##### Extracted records

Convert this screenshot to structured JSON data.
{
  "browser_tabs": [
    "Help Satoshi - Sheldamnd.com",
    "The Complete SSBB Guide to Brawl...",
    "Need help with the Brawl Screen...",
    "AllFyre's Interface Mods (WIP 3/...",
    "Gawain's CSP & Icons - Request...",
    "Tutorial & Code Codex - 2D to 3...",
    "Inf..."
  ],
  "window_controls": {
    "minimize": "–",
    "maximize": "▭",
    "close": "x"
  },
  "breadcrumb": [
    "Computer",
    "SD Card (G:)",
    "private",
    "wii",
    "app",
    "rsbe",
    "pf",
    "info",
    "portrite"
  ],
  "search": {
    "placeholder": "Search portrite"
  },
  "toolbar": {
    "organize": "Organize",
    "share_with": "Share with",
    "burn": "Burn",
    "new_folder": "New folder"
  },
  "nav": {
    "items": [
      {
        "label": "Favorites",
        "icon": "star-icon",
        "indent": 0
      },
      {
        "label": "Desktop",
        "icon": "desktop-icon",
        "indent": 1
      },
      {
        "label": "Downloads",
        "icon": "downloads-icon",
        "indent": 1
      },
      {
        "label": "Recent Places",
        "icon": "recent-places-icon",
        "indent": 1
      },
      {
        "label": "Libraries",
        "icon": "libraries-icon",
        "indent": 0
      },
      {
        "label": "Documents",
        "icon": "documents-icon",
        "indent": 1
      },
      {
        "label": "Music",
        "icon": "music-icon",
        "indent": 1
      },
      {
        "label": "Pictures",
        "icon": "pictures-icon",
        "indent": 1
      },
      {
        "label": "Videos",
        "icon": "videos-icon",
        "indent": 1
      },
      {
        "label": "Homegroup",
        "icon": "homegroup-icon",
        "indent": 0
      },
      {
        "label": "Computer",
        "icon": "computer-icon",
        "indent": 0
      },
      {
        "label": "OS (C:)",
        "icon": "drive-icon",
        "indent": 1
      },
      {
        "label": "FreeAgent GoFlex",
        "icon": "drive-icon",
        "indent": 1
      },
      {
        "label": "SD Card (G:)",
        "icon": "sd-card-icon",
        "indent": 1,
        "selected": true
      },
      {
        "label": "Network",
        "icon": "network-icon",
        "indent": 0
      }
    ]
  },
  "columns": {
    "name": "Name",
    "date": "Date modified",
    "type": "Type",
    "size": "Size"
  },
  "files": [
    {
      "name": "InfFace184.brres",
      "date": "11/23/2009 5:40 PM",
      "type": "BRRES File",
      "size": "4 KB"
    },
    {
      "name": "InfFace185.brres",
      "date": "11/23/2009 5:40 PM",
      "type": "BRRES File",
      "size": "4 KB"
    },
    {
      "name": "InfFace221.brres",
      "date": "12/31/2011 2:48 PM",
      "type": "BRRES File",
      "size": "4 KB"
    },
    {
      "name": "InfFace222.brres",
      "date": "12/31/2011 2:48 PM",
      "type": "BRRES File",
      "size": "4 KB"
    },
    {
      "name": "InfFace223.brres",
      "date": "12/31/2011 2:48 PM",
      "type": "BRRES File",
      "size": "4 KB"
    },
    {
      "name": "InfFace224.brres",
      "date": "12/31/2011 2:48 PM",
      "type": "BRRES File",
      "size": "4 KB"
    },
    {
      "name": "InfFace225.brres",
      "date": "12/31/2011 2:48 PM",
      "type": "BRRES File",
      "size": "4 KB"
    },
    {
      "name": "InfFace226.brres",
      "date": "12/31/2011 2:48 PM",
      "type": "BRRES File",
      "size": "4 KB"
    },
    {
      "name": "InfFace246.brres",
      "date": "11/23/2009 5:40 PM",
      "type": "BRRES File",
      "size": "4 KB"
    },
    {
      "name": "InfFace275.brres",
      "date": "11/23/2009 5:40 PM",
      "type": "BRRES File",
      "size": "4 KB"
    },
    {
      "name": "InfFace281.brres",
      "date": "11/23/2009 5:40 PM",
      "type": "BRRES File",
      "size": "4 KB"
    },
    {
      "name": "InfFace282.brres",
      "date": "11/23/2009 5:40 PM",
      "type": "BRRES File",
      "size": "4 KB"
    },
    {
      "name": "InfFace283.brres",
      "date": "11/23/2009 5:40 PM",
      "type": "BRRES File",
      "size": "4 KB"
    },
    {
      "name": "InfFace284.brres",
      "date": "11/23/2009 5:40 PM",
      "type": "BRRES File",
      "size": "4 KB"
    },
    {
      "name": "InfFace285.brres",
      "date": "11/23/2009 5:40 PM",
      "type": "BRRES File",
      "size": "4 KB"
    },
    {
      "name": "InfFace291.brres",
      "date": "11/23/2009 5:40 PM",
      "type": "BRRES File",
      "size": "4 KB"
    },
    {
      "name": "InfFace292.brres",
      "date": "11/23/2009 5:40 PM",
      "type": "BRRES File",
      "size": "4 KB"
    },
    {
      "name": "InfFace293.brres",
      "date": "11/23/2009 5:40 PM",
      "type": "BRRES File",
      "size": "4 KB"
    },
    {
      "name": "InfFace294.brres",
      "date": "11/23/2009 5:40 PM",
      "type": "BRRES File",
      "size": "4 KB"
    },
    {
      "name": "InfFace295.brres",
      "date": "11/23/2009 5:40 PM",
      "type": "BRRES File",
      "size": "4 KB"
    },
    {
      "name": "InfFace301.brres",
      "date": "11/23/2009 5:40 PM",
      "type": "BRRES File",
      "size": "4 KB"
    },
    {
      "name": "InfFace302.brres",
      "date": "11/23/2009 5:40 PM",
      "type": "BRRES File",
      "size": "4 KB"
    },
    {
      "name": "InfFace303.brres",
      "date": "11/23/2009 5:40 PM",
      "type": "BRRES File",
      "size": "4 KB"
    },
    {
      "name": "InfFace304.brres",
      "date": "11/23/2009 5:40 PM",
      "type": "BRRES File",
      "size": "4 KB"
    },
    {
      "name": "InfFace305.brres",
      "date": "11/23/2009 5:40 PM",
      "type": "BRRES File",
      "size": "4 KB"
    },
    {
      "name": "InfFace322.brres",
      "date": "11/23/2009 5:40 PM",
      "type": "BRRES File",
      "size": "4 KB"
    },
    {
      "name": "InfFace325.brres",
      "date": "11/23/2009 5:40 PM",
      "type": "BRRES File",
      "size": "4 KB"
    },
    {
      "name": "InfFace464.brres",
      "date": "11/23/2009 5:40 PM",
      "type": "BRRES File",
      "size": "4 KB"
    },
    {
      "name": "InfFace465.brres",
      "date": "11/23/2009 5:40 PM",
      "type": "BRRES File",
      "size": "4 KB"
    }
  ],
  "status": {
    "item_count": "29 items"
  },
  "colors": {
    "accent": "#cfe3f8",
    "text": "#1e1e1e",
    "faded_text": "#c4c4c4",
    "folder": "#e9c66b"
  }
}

##########

Give only the number of lines above that hold the string "with".

| Exercise solution |
2